__TASK__: Images should be left out, and everything else in the listing reproduced exactly.

[Data extracted from a collection]
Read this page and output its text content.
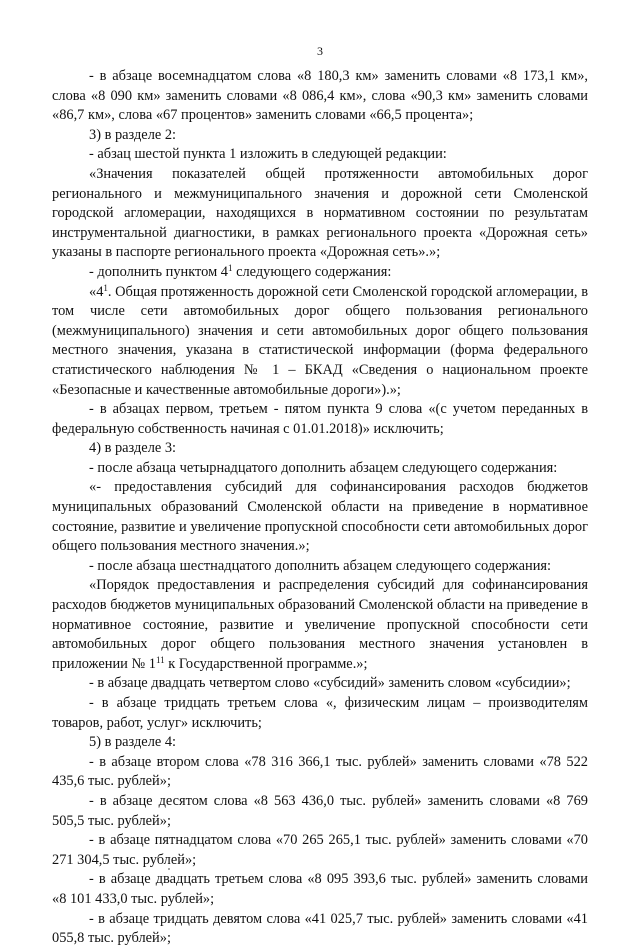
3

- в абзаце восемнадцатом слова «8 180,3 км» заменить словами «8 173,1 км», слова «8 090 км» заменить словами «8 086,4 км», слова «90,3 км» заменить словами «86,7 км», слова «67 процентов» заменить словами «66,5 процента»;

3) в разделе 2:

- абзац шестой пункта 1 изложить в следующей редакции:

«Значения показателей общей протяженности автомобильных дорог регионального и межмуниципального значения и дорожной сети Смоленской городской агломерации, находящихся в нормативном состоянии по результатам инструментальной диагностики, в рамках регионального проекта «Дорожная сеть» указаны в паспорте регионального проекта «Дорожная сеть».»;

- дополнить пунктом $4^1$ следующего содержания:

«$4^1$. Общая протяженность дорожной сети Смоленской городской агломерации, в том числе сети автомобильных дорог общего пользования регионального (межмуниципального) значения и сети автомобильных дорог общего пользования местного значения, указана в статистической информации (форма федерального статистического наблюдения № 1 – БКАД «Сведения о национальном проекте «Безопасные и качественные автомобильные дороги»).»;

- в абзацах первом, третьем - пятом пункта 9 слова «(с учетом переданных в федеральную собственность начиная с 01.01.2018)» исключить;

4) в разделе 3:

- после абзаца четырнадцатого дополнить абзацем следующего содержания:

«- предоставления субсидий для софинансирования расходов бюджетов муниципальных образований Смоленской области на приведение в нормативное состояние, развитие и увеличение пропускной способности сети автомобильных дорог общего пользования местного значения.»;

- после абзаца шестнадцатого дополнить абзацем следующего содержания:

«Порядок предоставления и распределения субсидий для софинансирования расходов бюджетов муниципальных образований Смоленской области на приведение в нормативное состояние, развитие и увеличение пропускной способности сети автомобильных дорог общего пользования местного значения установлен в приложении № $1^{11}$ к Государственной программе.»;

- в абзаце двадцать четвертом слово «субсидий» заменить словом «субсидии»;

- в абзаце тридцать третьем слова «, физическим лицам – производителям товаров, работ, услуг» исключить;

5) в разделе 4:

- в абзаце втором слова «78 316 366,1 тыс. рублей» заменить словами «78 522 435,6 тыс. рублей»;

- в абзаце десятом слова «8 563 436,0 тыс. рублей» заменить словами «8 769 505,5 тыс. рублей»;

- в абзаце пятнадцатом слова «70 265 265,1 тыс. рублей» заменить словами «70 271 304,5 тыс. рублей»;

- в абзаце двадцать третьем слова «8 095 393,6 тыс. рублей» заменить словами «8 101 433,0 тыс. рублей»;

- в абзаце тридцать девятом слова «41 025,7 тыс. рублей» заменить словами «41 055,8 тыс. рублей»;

__TASK ANSWER__:
Read this page and output its text content.
3

- в абзаце восемнадцатом слова «8 180,3 км» заменить словами «8 173,1 км», слова «8 090 км» заменить словами «8 086,4 км», слова «90,3 км» заменить словами «86,7 км», слова «67 процентов» заменить словами «66,5 процента»;

3) в разделе 2:

- абзац шестой пункта 1 изложить в следующей редакции:

«Значения показателей общей протяженности автомобильных дорог регионального и межмуниципального значения и дорожной сети Смоленской городской агломерации, находящихся в нормативном состоянии по результатам инструментальной диагностики, в рамках регионального проекта «Дорожная сеть» указаны в паспорте регионального проекта «Дорожная сеть».»;

- дополнить пунктом $4^1$ следующего содержания:

«$4^1$. Общая протяженность дорожной сети Смоленской городской агломерации, в том числе сети автомобильных дорог общего пользования регионального (межмуниципального) значения и сети автомобильных дорог общего пользования местного значения, указана в статистической информации (форма федерального статистического наблюдения № 1 – БКАД «Сведения о национальном проекте «Безопасные и качественные автомобильные дороги»).»;

- в абзацах первом, третьем - пятом пункта 9 слова «(с учетом переданных в федеральную собственность начиная с 01.01.2018)» исключить;

4) в разделе 3:

- после абзаца четырнадцатого дополнить абзацем следующего содержания:

«- предоставления субсидий для софинансирования расходов бюджетов муниципальных образований Смоленской области на приведение в нормативное состояние, развитие и увеличение пропускной способности сети автомобильных дорог общего пользования местного значения.»;

- после абзаца шестнадцатого дополнить абзацем следующего содержания:

«Порядок предоставления и распределения субсидий для софинансирования расходов бюджетов муниципальных образований Смоленской области на приведение в нормативное состояние, развитие и увеличение пропускной способности сети автомобильных дорог общего пользования местного значения установлен в приложении № $1^{11}$ к Государственной программе.»;

- в абзаце двадцать четвертом слово «субсидий» заменить словом «субсидии»;

- в абзаце тридцать третьем слова «, физическим лицам – производителям товаров, работ, услуг» исключить;

5) в разделе 4:

- в абзаце втором слова «78 316 366,1 тыс. рублей» заменить словами «78 522 435,6 тыс. рублей»;

- в абзаце десятом слова «8 563 436,0 тыс. рублей» заменить словами «8 769 505,5 тыс. рублей»;

- в абзаце пятнадцатом слова «70 265 265,1 тыс. рублей» заменить словами «70 271 304,5 тыс. рублей»;

- в абзаце двадцать третьем слова «8 095 393,6 тыс. рублей» заменить словами «8 101 433,0 тыс. рублей»;

- в абзаце тридцать девятом слова «41 025,7 тыс. рублей» заменить словами «41 055,8 тыс. рублей»;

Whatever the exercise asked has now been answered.